■ What the task requires
Copy each line of the records that contains the word "then".

■ Provided records
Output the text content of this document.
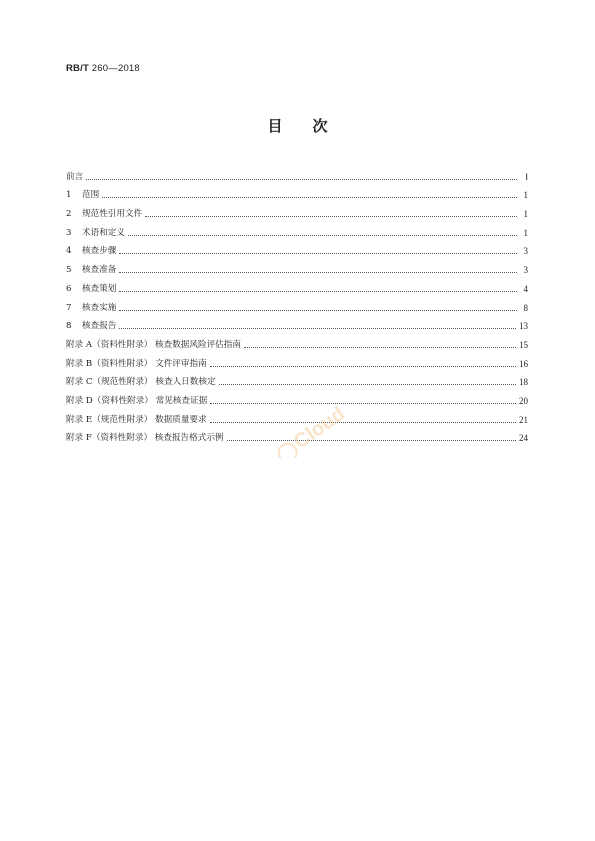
RB/T 260—2018
目次
前言	Ⅰ
1	范围	1
2	规范性引用文件	1
3	术语和定义	1
4	核查步骤	3
5	核查准备	3
6	核查策划	4
7	核查实施	8
8	核查报告	13
附录 A（资料性附录） 核查数据风险评估指南	15
附录 B（资料性附录） 文件评审指南	16
附录 C（规范性附录） 核查人日数核定	18
附录 D（资料性附录） 常见核查证据	20
附录 E（规范性附录） 数据质量要求	21
附录 F（资料性附录） 核查报告格式示例	24
Cloud
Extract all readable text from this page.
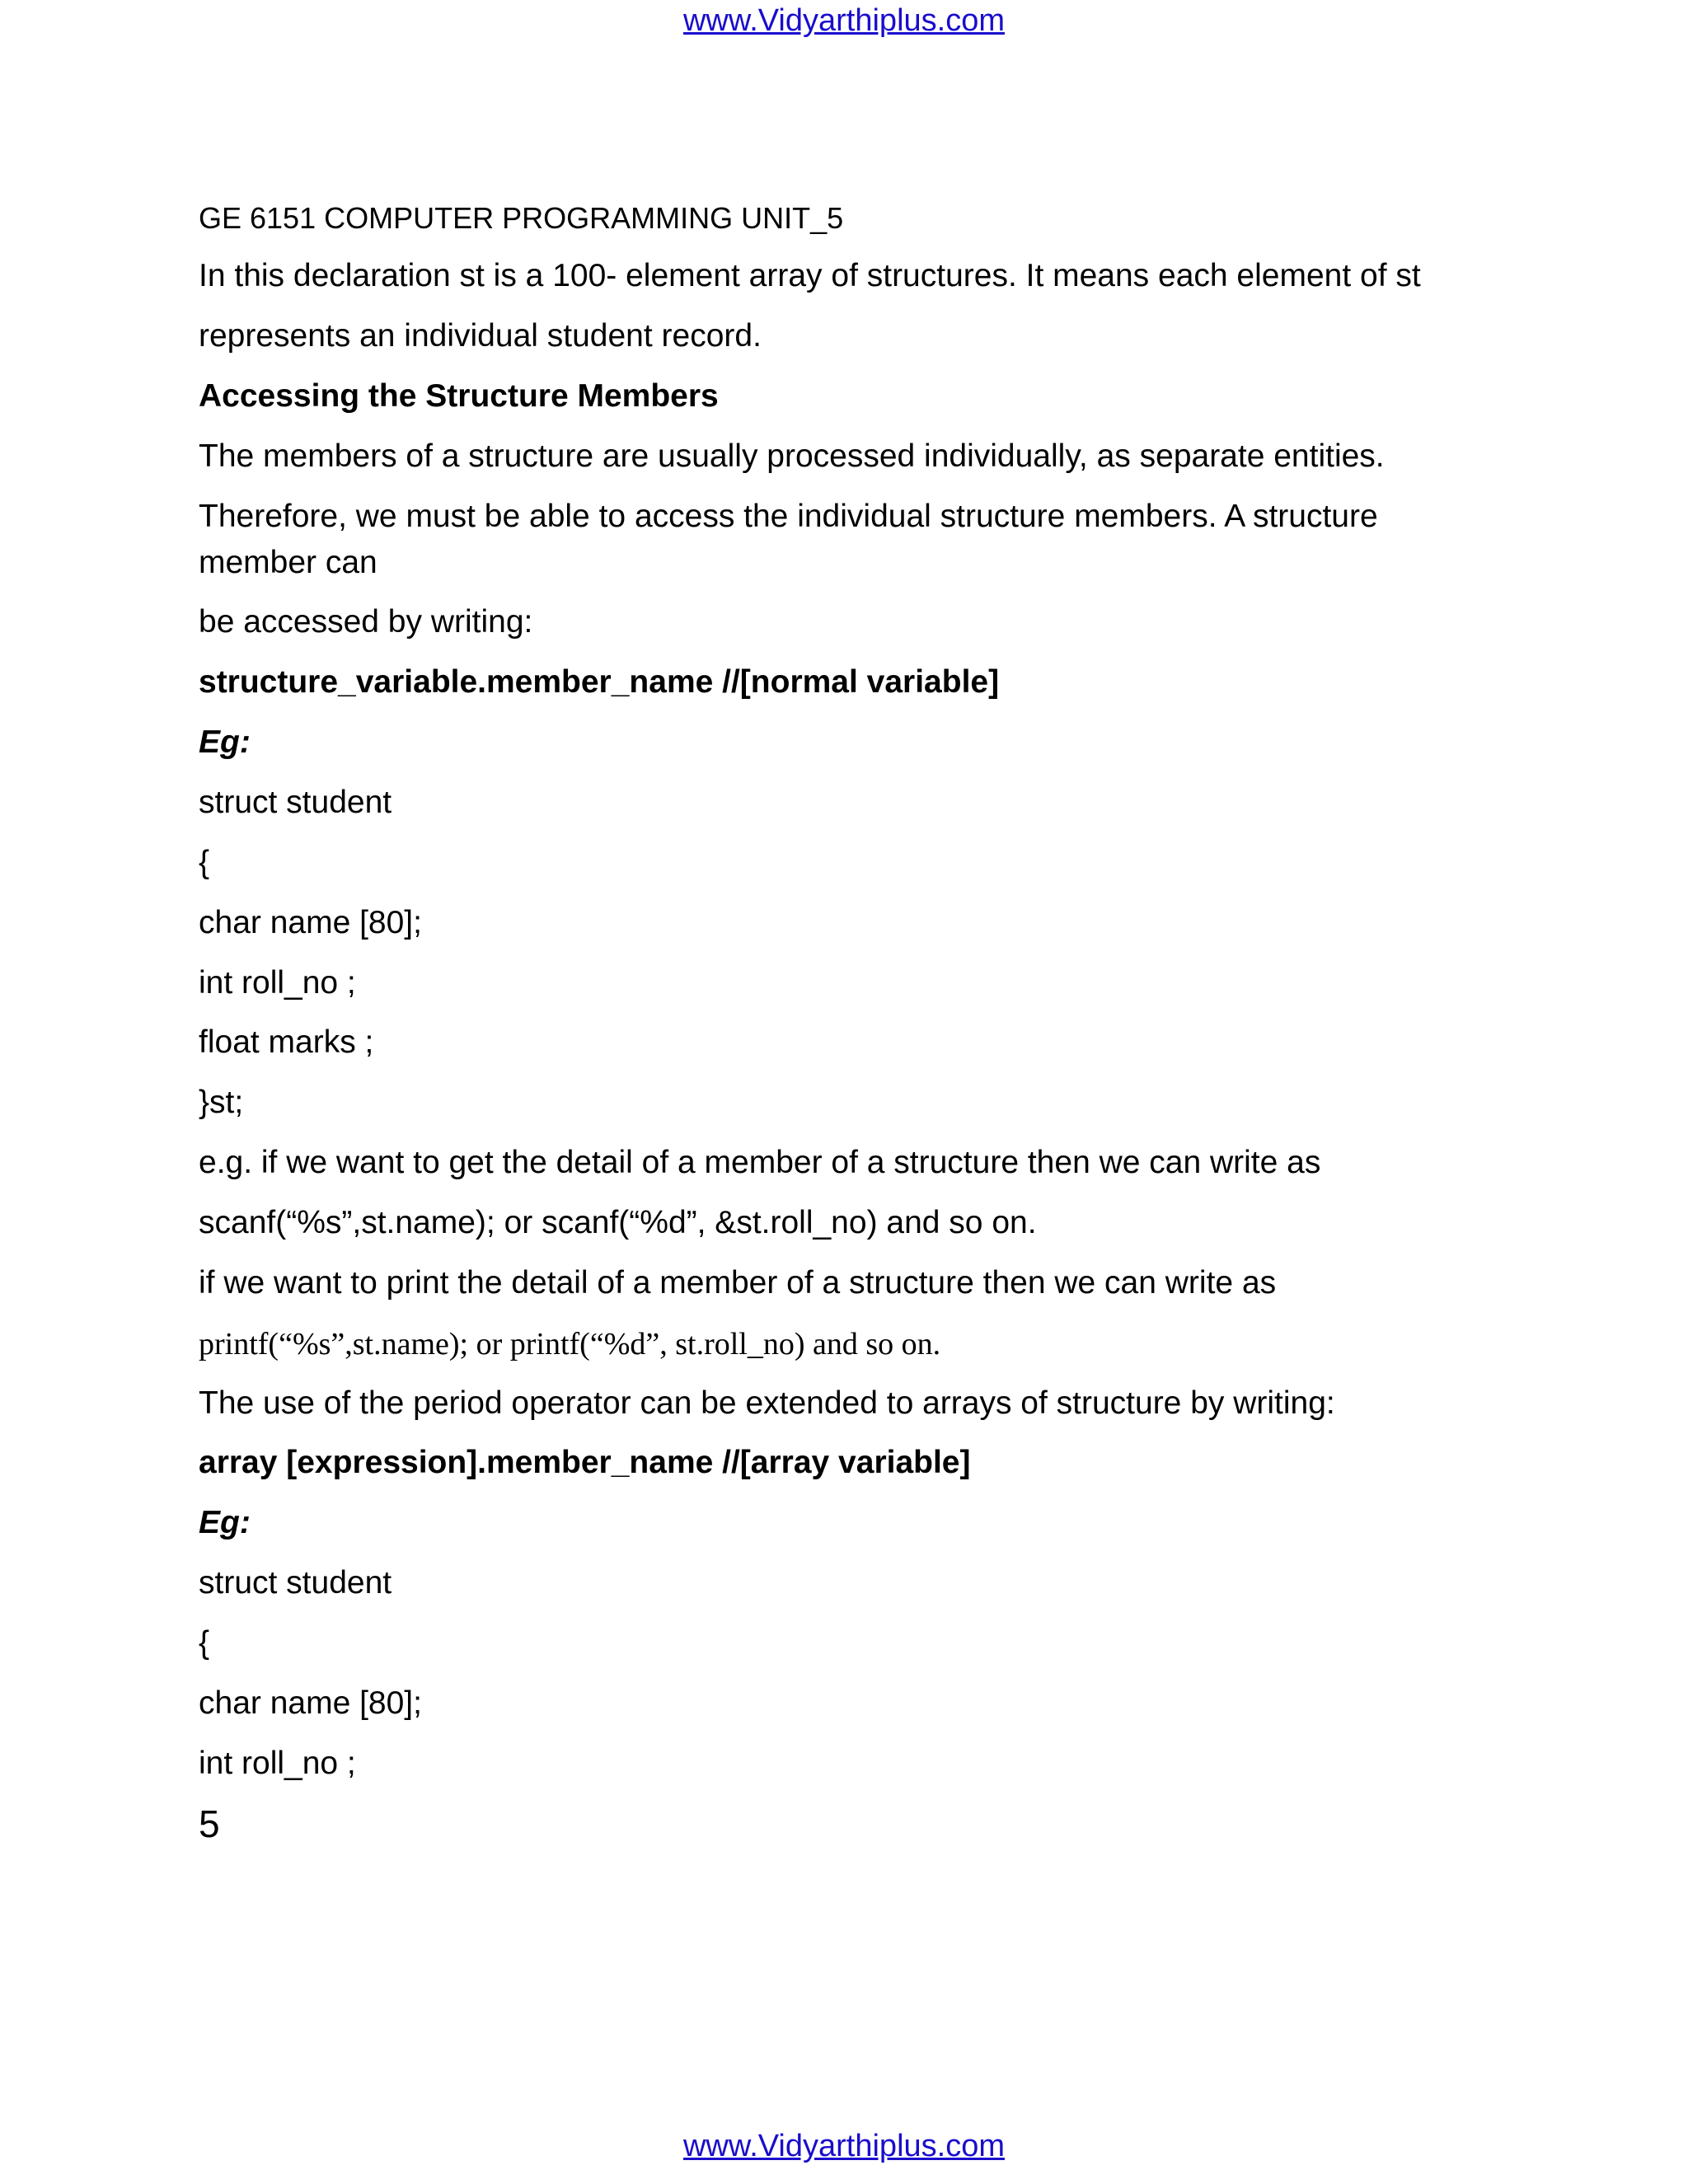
www.Vidyarthiplus.com
GE 6151 COMPUTER PROGRAMMING UNIT_5
In this declaration st is a 100- element array of structures. It means each element of st
represents an individual student record.
Accessing the Structure Members
The members of a structure are usually processed individually, as separate entities.
Therefore, we must be able to access the individual structure members. A structure
member can
be accessed by writing:
structure_variable.member_name //[normal variable]
Eg:
struct student
{
char name [80];
int roll_no ;
float marks ;
}st;
e.g. if we want to get the detail of a member of a structure then we can write as
scanf(“%s”,st.name); or scanf(“%d”, &st.roll_no) and so on.
if we want to print the detail of a member of a structure then we can write as
printf(“%s”,st.name); or printf(“%d”, st.roll_no) and so on.
The use of the period operator can be extended to arrays of structure by writing:
array [expression].member_name //[array variable]
Eg:
struct student
{
char name [80];
int roll_no ;
5
www.Vidyarthiplus.com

■ Solution to this problem
e.g. if we want to get the detail of a member of a structure then we can write as
if we want to print the detail of a member of a structure then we can write as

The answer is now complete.